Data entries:
- - - -

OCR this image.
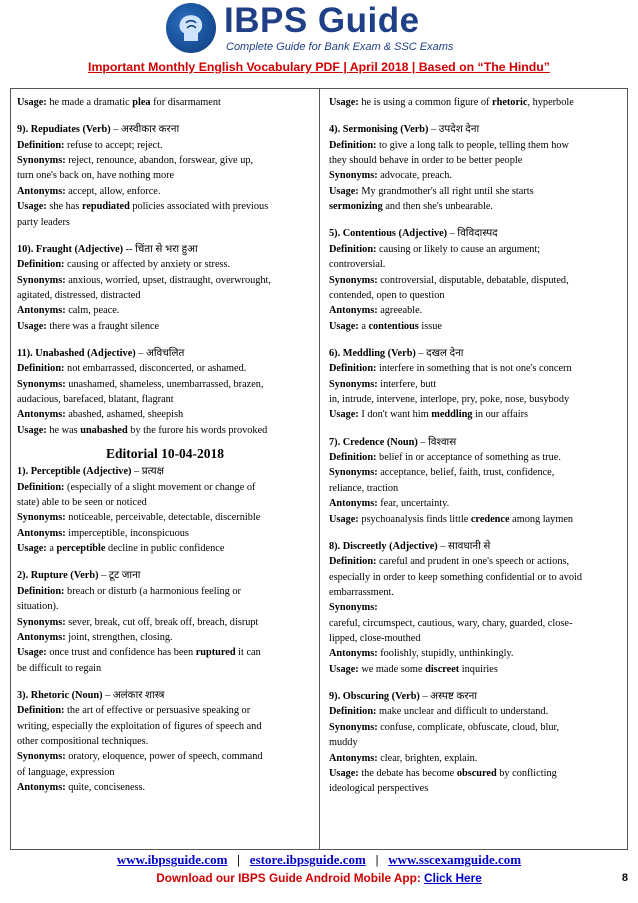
IBPS Guide
Complete Guide for Bank Exam & SSC Exams
Important Monthly English Vocabulary PDF | April 2018 | Based on “The Hindu”
Usage: he made a dramatic plea for disarmament
9). Repudiates (Verb) – अस्वीकार करना
Definition: refuse to accept; reject.
Synonyms: reject, renounce, abandon, forswear, give up,
turn one's back on, have nothing more
Antonyms: accept, allow, enforce.
Usage: she has repudiated policies associated with previous
party leaders
10). Fraught (Adjective) -- चिंता से भरा हुआ
Definition: causing or affected by anxiety or stress.
Synonyms: anxious, worried, upset, distraught, overwrought,
agitated, distressed, distracted
Antonyms: calm, peace.
Usage: there was a fraught silence
11). Unabashed (Adjective) – अविचलित
Definition: not embarrassed, disconcerted, or ashamed.
Synonyms: unashamed, shameless, unembarrassed, brazen,
audacious, barefaced, blatant, flagrant
Antonyms: abashed, ashamed, sheepish
Usage: he was unabashed by the furore his words provoked
Editorial 10-04-2018
1). Perceptible (Adjective) – प्रत्यक्ष
Definition: (especially of a slight movement or change of
state) able to be seen or noticed
Synonyms: noticeable, perceivable, detectable, discernible
Antonyms: imperceptible, inconspicuous
Usage: a perceptible decline in public confidence
2). Rupture (Verb) – टूट जाना
Definition: breach or disturb (a harmonious feeling or
situation).
Synonyms: sever, break, cut off, break off, breach, disrupt
Antonyms: joint, strengthen, closing.
Usage: once trust and confidence has been ruptured it can
be difficult to regain
3). Rhetoric (Noun) – अलंकार शास्त्र
Definition: the art of effective or persuasive speaking or
writing, especially the exploitation of figures of speech and
other compositional techniques.
Synonyms: oratory, eloquence, power of speech, command
of language, expression
Antonyms: quite, conciseness.
Usage: he is using a common figure of rhetoric, hyperbole
4). Sermonising (Verb) – उपदेश देना
Definition: to give a long talk to people, telling them how
they should behave in order to be better people
Synonyms: advocate, preach.
Usage: My grandmother's all right until she starts
sermonizing and then she's unbearable.
5). Contentious (Adjective) – विविदास्पद
Definition: causing or likely to cause an argument;
controversial.
Synonyms: controversial, disputable, debatable, disputed,
contended, open to question
Antonyms: agreeable.
Usage: a contentious issue
6). Meddling (Verb) – दखल देना
Definition: interfere in something that is not one's concern
Synonyms: interfere, butt
in, intrude, intervene, interlope, pry, poke, nose, busybody
Usage: I don't want him meddling in our affairs
7). Credence (Noun) – विश्वास
Definition: belief in or acceptance of something as true.
Synonyms: acceptance, belief, faith, trust, confidence,
reliance, traction
Antonyms: fear, uncertainty.
Usage: psychoanalysis finds little credence among laymen
8). Discreetly (Adjective) – सावधानी से
Definition: careful and prudent in one's speech or actions,
especially in order to keep something confidential or to avoid
embarrassment.
Synonyms:
careful, circumspect, cautious, wary, chary, guarded, close-
lipped, close-mouthed
Antonyms: foolishly, stupidly, unthinkingly.
Usage: we made some discreet inquiries
9). Obscuring (Verb) – अस्पष्ट करना
Definition: make unclear and difficult to understand.
Synonyms: confuse, complicate, obfuscate, cloud, blur,
muddy
Antonyms: clear, brighten, explain.
Usage: the debate has become obscured by conflicting
ideological perspectives
www.ibpsguide.com | estore.ibpsguide.com | www.sscexamguide.com
Download our IBPS Guide Android Mobile App: Click Here	8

- - - -

§ TASK OBJECTIVE
Scan the listing above for the word "breach" and copy every line that holds it.

§ SOLUTION
Definition: breach or disturb (a harmonious feeling or
Synonyms: sever, break, cut off, break off, breach, disrupt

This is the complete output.